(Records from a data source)

— begin —

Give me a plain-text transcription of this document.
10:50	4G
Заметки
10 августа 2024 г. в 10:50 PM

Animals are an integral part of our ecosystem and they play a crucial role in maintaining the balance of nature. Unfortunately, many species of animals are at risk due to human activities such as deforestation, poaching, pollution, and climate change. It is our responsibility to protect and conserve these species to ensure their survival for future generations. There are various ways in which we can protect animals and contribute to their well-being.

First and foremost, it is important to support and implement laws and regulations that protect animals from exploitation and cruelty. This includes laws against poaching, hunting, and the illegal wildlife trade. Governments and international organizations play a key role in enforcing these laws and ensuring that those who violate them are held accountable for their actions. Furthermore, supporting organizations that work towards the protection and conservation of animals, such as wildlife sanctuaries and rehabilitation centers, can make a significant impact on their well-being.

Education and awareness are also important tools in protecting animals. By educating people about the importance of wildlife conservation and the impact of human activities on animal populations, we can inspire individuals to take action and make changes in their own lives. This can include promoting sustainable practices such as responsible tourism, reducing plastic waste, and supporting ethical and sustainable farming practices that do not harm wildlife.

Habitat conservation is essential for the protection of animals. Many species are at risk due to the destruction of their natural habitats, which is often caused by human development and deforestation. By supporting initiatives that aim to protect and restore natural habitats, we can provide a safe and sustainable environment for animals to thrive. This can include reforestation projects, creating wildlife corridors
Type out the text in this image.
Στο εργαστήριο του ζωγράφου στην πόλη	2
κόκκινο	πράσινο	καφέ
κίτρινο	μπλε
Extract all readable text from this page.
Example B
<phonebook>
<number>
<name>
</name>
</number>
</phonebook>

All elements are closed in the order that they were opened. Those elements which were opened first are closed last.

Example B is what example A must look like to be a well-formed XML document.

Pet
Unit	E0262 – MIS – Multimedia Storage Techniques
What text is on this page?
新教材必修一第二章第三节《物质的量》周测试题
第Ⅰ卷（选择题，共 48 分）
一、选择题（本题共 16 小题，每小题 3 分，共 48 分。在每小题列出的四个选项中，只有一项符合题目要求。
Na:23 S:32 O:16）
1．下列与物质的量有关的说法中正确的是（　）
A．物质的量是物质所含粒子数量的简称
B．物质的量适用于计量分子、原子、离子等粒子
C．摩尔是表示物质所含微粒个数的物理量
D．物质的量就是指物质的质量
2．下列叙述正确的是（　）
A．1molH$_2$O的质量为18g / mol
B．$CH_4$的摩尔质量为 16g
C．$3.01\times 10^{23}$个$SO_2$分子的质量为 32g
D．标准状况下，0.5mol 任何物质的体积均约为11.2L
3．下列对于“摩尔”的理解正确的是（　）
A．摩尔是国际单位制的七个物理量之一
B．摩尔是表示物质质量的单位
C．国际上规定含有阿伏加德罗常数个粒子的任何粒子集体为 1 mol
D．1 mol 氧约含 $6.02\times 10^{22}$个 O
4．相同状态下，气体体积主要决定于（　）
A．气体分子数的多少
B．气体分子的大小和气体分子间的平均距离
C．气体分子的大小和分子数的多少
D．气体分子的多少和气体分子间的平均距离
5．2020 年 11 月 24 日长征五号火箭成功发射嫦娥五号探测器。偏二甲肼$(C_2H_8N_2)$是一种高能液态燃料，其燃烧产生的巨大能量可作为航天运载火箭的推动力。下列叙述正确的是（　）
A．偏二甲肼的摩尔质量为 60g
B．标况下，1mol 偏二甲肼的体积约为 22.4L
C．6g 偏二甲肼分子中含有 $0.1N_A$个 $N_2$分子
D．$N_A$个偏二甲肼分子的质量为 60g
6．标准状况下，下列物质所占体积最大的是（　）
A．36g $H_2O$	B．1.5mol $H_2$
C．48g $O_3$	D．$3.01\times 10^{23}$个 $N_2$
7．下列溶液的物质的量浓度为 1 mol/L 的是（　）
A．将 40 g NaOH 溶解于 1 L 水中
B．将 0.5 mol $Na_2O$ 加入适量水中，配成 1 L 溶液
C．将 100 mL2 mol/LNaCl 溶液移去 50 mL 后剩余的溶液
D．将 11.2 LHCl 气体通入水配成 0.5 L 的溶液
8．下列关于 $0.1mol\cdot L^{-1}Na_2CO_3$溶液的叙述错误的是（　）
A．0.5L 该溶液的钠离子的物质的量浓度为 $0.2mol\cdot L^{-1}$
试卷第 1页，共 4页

— end —

What is needed: Locate all lines holding the word "that", then copy them out.

The response:
First and foremost, it is important to support and implement laws and regulations that protect animals from exploitation and cruelty. This includes laws against poaching, hunting, and the illegal wildlife trade. Governments and international organizations play a key role in enforcing these laws and ensuring that those who violate them are held accountable for their actions. Furthermore, supporting organizations that work towards the protection and conservation of animals, such as wildlife sanctuaries and rehabilitation centers, can make a significant impact on their well-being.
Education and awareness are also important tools in protecting animals. By educating people about the importance of wildlife conservation and the impact of human activities on animal populations, we can inspire individuals to take action and make changes in their own lives. This can include promoting sustainable practices such as responsible tourism, reducing plastic waste, and supporting ethical and sustainable farming practices that do not harm wildlife.
Habitat conservation is essential for the protection of animals. Many species are at risk due to the destruction of their natural habitats, which is often caused by human development and deforestation. By supporting initiatives that aim to protect and restore natural habitats, we can provide a safe and sustainable environment for animals to thrive. This can include reforestation projects, creating wildlife corridors
All elements are closed in the order that they were opened. Those elements which were opened first are closed last.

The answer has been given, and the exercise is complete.